[Task to complete]:
Copy the data exactly; pictures stay out of the copy.

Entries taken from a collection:

***

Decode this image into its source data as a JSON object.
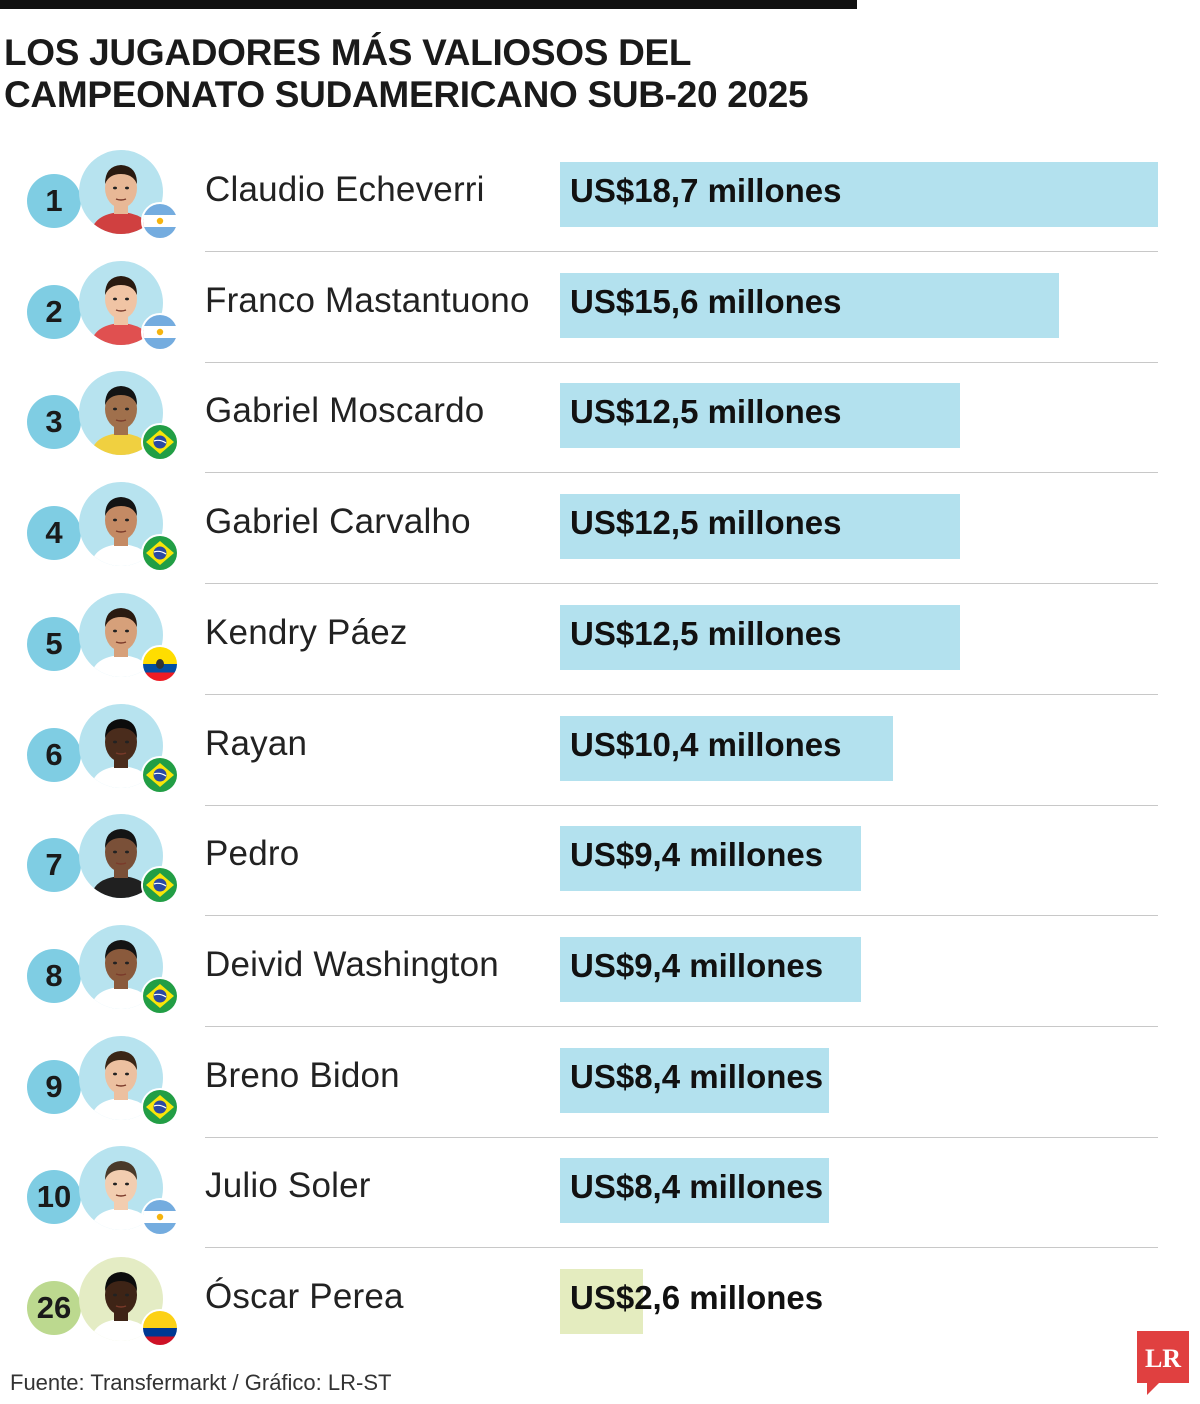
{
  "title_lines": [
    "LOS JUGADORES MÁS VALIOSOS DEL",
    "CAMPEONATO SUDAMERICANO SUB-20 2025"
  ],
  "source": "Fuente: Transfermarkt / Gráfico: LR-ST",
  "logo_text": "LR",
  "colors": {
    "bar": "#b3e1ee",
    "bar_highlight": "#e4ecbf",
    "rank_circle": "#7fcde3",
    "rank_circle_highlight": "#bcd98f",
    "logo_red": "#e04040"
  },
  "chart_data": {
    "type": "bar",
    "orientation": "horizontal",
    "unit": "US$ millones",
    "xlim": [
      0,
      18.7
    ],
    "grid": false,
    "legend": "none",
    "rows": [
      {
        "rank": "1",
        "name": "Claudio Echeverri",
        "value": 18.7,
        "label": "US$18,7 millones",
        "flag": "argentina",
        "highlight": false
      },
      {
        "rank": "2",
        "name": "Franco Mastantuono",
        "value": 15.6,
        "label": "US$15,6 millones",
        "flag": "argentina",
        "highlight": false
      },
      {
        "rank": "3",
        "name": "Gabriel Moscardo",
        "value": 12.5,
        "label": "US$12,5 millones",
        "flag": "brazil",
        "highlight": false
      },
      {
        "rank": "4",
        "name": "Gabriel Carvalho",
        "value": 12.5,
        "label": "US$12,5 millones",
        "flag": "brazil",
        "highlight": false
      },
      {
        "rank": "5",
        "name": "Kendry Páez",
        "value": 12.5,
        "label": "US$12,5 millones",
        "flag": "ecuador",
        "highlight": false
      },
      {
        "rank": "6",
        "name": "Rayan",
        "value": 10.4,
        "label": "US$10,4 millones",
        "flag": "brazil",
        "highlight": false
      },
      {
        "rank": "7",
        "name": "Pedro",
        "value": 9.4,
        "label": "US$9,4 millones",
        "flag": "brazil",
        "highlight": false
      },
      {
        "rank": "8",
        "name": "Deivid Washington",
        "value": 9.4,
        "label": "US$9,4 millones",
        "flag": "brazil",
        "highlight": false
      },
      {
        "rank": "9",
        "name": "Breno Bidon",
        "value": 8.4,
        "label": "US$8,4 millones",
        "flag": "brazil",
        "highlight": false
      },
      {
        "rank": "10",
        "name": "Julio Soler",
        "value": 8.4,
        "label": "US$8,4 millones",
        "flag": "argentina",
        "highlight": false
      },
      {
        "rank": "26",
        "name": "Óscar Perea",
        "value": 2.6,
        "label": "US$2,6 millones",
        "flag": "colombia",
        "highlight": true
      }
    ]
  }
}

***

[Solution below]:
Decode this image into its source data as a JSON object.
{
  "title_lines": [
    "LOS JUGADORES MÁS VALIOSOS DEL",
    "CAMPEONATO SUDAMERICANO SUB-20 2025"
  ],
  "source": "Fuente: Transfermarkt / Gráfico: LR-ST",
  "logo_text": "LR",
  "colors": {
    "bar": "#b3e1ee",
    "bar_highlight": "#e4ecbf",
    "rank_circle": "#7fcde3",
    "rank_circle_highlight": "#bcd98f",
    "logo_red": "#e04040"
  },
  "chart_data": {
    "type": "bar",
    "orientation": "horizontal",
    "unit": "US$ millones",
    "xlim": [
      0,
      18.7
    ],
    "grid": false,
    "legend": "none",
    "rows": [
      {
        "rank": "1",
        "name": "Claudio Echeverri",
        "value": 18.7,
        "label": "US$18,7 millones",
        "flag": "argentina",
        "highlight": false
      },
      {
        "rank": "2",
        "name": "Franco Mastantuono",
        "value": 15.6,
        "label": "US$15,6 millones",
        "flag": "argentina",
        "highlight": false
      },
      {
        "rank": "3",
        "name": "Gabriel Moscardo",
        "value": 12.5,
        "label": "US$12,5 millones",
        "flag": "brazil",
        "highlight": false
      },
      {
        "rank": "4",
        "name": "Gabriel Carvalho",
        "value": 12.5,
        "label": "US$12,5 millones",
        "flag": "brazil",
        "highlight": false
      },
      {
        "rank": "5",
        "name": "Kendry Páez",
        "value": 12.5,
        "label": "US$12,5 millones",
        "flag": "ecuador",
        "highlight": false
      },
      {
        "rank": "6",
        "name": "Rayan",
        "value": 10.4,
        "label": "US$10,4 millones",
        "flag": "brazil",
        "highlight": false
      },
      {
        "rank": "7",
        "name": "Pedro",
        "value": 9.4,
        "label": "US$9,4 millones",
        "flag": "brazil",
        "highlight": false
      },
      {
        "rank": "8",
        "name": "Deivid Washington",
        "value": 9.4,
        "label": "US$9,4 millones",
        "flag": "brazil",
        "highlight": false
      },
      {
        "rank": "9",
        "name": "Breno Bidon",
        "value": 8.4,
        "label": "US$8,4 millones",
        "flag": "brazil",
        "highlight": false
      },
      {
        "rank": "10",
        "name": "Julio Soler",
        "value": 8.4,
        "label": "US$8,4 millones",
        "flag": "argentina",
        "highlight": false
      },
      {
        "rank": "26",
        "name": "Óscar Perea",
        "value": 2.6,
        "label": "US$2,6 millones",
        "flag": "colombia",
        "highlight": true
      }
    ]
  }
}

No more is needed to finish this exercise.